Extracted records
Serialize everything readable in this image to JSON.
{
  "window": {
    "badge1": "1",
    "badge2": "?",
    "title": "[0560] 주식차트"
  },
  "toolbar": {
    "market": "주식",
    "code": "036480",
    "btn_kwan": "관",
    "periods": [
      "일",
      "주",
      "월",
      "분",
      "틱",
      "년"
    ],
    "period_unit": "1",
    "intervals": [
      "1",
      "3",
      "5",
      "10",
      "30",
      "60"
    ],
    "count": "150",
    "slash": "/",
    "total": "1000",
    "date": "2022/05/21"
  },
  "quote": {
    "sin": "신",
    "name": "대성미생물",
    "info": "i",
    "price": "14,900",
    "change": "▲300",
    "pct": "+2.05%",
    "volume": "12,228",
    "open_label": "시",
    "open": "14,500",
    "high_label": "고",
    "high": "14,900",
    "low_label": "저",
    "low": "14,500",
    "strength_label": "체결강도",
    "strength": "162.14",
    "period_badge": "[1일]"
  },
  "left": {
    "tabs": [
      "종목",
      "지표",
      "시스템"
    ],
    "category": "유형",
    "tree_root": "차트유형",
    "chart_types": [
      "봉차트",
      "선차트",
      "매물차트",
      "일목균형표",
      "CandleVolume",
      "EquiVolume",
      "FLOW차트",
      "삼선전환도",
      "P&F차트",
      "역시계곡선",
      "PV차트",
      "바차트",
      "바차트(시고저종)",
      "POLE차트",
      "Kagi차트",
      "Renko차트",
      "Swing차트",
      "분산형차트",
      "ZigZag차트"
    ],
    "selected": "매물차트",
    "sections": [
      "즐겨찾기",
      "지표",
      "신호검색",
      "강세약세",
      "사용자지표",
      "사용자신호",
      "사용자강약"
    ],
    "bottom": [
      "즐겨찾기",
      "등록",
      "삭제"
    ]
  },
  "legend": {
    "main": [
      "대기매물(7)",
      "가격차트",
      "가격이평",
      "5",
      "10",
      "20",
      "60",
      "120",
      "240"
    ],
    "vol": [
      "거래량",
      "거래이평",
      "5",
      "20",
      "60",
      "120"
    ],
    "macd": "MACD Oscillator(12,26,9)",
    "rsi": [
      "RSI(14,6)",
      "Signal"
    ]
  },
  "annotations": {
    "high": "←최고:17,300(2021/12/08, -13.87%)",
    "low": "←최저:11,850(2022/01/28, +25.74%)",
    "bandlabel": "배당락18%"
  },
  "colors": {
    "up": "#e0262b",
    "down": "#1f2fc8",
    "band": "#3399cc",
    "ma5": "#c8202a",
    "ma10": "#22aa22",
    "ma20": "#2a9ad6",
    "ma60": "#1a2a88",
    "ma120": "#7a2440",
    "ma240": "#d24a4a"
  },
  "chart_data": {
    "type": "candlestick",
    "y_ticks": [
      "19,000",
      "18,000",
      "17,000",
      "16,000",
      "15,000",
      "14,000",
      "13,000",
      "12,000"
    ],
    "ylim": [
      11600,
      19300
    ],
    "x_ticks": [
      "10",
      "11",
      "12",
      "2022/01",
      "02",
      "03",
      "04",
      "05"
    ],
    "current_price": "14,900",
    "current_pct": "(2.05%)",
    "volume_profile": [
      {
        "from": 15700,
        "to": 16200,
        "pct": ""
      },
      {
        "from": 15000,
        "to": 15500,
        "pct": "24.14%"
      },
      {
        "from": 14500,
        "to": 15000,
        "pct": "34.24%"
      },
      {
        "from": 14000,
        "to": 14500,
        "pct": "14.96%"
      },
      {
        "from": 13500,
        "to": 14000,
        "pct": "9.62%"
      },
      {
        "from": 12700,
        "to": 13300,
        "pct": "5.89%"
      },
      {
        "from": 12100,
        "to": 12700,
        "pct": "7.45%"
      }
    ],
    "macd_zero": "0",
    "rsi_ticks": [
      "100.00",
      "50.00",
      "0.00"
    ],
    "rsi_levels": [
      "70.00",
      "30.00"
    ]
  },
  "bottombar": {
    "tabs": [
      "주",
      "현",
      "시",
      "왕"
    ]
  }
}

Given task
Write out every record verbatim.

In response
Serialize everything readable in this image to JSON.
{
  "window": {
    "badge1": "1",
    "badge2": "?",
    "title": "[0560] 주식차트"
  },
  "toolbar": {
    "market": "주식",
    "code": "036480",
    "btn_kwan": "관",
    "periods": [
      "일",
      "주",
      "월",
      "분",
      "틱",
      "년"
    ],
    "period_unit": "1",
    "intervals": [
      "1",
      "3",
      "5",
      "10",
      "30",
      "60"
    ],
    "count": "150",
    "slash": "/",
    "total": "1000",
    "date": "2022/05/21"
  },
  "quote": {
    "sin": "신",
    "name": "대성미생물",
    "info": "i",
    "price": "14,900",
    "change": "▲300",
    "pct": "+2.05%",
    "volume": "12,228",
    "open_label": "시",
    "open": "14,500",
    "high_label": "고",
    "high": "14,900",
    "low_label": "저",
    "low": "14,500",
    "strength_label": "체결강도",
    "strength": "162.14",
    "period_badge": "[1일]"
  },
  "left": {
    "tabs": [
      "종목",
      "지표",
      "시스템"
    ],
    "category": "유형",
    "tree_root": "차트유형",
    "chart_types": [
      "봉차트",
      "선차트",
      "매물차트",
      "일목균형표",
      "CandleVolume",
      "EquiVolume",
      "FLOW차트",
      "삼선전환도",
      "P&F차트",
      "역시계곡선",
      "PV차트",
      "바차트",
      "바차트(시고저종)",
      "POLE차트",
      "Kagi차트",
      "Renko차트",
      "Swing차트",
      "분산형차트",
      "ZigZag차트"
    ],
    "selected": "매물차트",
    "sections": [
      "즐겨찾기",
      "지표",
      "신호검색",
      "강세약세",
      "사용자지표",
      "사용자신호",
      "사용자강약"
    ],
    "bottom": [
      "즐겨찾기",
      "등록",
      "삭제"
    ]
  },
  "legend": {
    "main": [
      "대기매물(7)",
      "가격차트",
      "가격이평",
      "5",
      "10",
      "20",
      "60",
      "120",
      "240"
    ],
    "vol": [
      "거래량",
      "거래이평",
      "5",
      "20",
      "60",
      "120"
    ],
    "macd": "MACD Oscillator(12,26,9)",
    "rsi": [
      "RSI(14,6)",
      "Signal"
    ]
  },
  "annotations": {
    "high": "←최고:17,300(2021/12/08, -13.87%)",
    "low": "←최저:11,850(2022/01/28, +25.74%)",
    "bandlabel": "배당락18%"
  },
  "colors": {
    "up": "#e0262b",
    "down": "#1f2fc8",
    "band": "#3399cc",
    "ma5": "#c8202a",
    "ma10": "#22aa22",
    "ma20": "#2a9ad6",
    "ma60": "#1a2a88",
    "ma120": "#7a2440",
    "ma240": "#d24a4a"
  },
  "chart_data": {
    "type": "candlestick",
    "y_ticks": [
      "19,000",
      "18,000",
      "17,000",
      "16,000",
      "15,000",
      "14,000",
      "13,000",
      "12,000"
    ],
    "ylim": [
      11600,
      19300
    ],
    "x_ticks": [
      "10",
      "11",
      "12",
      "2022/01",
      "02",
      "03",
      "04",
      "05"
    ],
    "current_price": "14,900",
    "current_pct": "(2.05%)",
    "volume_profile": [
      {
        "from": 15700,
        "to": 16200,
        "pct": ""
      },
      {
        "from": 15000,
        "to": 15500,
        "pct": "24.14%"
      },
      {
        "from": 14500,
        "to": 15000,
        "pct": "34.24%"
      },
      {
        "from": 14000,
        "to": 14500,
        "pct": "14.96%"
      },
      {
        "from": 13500,
        "to": 14000,
        "pct": "9.62%"
      },
      {
        "from": 12700,
        "to": 13300,
        "pct": "5.89%"
      },
      {
        "from": 12100,
        "to": 12700,
        "pct": "7.45%"
      }
    ],
    "macd_zero": "0",
    "rsi_ticks": [
      "100.00",
      "50.00",
      "0.00"
    ],
    "rsi_levels": [
      "70.00",
      "30.00"
    ]
  },
  "bottombar": {
    "tabs": [
      "주",
      "현",
      "시",
      "왕"
    ]
  }
}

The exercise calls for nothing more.